Job -
Can the data below be echoed back word for word?

Information given -

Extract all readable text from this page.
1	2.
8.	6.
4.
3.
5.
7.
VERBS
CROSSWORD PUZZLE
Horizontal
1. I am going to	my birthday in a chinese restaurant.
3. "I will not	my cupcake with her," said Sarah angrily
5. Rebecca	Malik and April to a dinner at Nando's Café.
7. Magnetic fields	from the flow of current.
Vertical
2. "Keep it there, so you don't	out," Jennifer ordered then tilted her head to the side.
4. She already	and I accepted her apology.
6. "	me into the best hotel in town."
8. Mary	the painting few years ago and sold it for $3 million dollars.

Exercise solution -
Extract all readable text from this page.
1	2.
8.	6.
4.
3.
5.
7.
VERBS
CROSSWORD PUZZLE
Horizontal
1. I am going to	my birthday in a chinese restaurant.
3. "I will not	my cupcake with her," said Sarah angrily
5. Rebecca	Malik and April to a dinner at Nando's Café.
7. Magnetic fields	from the flow of current.
Vertical
2. "Keep it there, so you don't	out," Jennifer ordered then tilted her head to the side.
4. She already	and I accepted her apology.
6. "	me into the best hotel in town."
8. Mary	the painting few years ago and sold it for $3 million dollars.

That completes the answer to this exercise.